[Stored dataset items]
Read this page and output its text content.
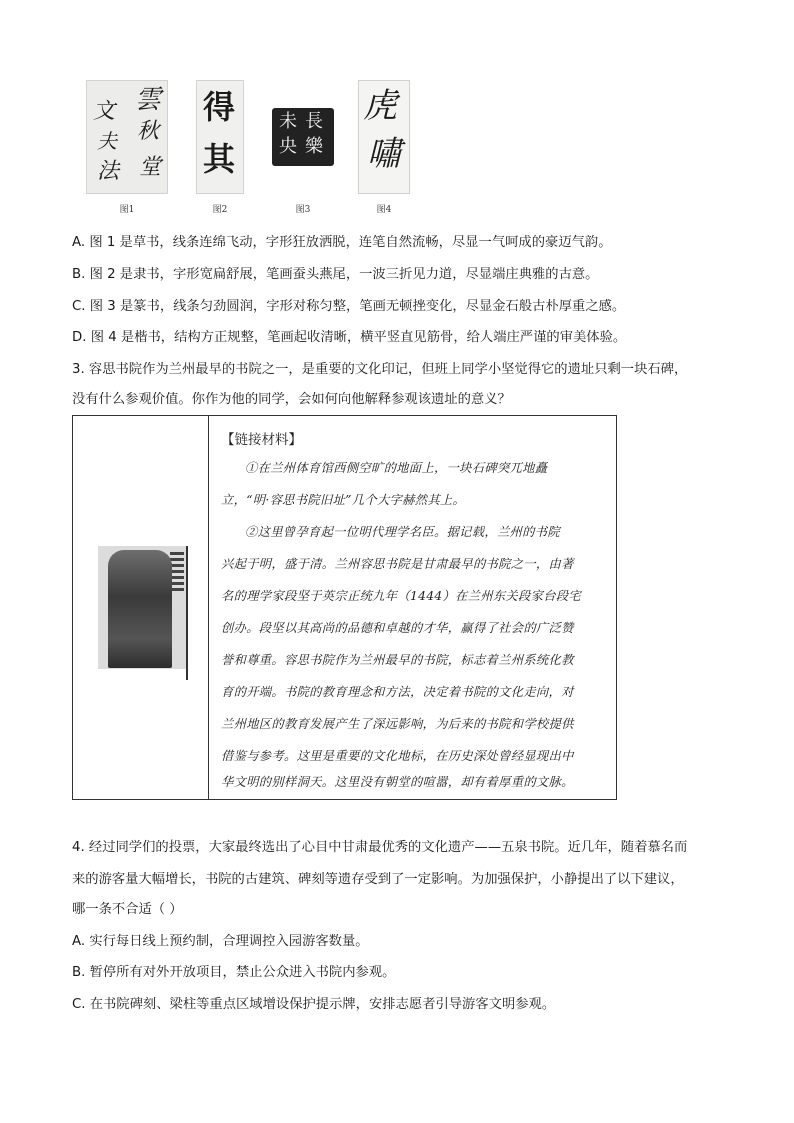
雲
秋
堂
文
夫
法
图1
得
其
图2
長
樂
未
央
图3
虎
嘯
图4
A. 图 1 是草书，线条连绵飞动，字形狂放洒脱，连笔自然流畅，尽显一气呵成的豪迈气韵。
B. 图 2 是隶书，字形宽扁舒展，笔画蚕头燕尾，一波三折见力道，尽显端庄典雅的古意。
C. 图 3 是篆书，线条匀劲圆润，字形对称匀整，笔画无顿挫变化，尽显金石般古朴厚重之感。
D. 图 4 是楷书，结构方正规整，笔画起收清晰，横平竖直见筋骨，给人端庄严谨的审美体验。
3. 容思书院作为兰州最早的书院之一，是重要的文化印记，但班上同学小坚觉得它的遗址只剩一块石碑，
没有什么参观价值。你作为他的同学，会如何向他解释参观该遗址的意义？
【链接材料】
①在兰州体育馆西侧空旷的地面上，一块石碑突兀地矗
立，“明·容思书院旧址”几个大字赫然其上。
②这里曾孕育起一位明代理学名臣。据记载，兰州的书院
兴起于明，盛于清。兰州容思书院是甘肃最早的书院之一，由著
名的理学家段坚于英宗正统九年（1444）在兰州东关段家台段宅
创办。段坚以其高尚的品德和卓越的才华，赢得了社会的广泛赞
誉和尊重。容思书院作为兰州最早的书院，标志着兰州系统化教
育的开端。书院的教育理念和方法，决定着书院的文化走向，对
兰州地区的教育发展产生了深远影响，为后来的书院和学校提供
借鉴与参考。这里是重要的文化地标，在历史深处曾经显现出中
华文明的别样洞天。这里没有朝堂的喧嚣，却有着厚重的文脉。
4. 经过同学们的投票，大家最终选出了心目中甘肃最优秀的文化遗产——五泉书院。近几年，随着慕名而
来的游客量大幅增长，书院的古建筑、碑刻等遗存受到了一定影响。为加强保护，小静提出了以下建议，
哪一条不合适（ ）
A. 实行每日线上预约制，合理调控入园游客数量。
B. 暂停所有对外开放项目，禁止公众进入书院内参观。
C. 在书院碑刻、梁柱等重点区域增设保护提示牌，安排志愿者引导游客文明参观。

---

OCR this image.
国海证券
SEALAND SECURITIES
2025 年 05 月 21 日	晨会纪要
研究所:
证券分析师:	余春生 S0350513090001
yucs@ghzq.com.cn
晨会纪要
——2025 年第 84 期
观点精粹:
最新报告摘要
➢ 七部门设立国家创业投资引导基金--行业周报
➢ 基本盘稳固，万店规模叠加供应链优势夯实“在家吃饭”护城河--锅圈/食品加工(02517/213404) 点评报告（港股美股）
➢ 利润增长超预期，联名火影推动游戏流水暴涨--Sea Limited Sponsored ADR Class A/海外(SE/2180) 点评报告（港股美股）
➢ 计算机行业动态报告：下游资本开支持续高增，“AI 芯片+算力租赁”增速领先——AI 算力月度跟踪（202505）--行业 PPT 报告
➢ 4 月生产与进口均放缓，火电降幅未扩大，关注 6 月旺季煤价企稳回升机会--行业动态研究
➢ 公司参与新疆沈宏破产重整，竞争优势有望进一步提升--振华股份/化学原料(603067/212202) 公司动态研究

◆ Task directions: Look for the word "点评报告" in every line of the listing and copy the lines that have it.

◆ Answer for this exercise:
➢ 基本盘稳固，万店规模叠加供应链优势夯实“在家吃饭”护城河--锅圈/食品加工(02517/213404) 点评报告（港股美股）
➢ 利润增长超预期，联名火影推动游戏流水暴涨--Sea Limited Sponsored ADR Class A/海外(SE/2180) 点评报告（港股美股）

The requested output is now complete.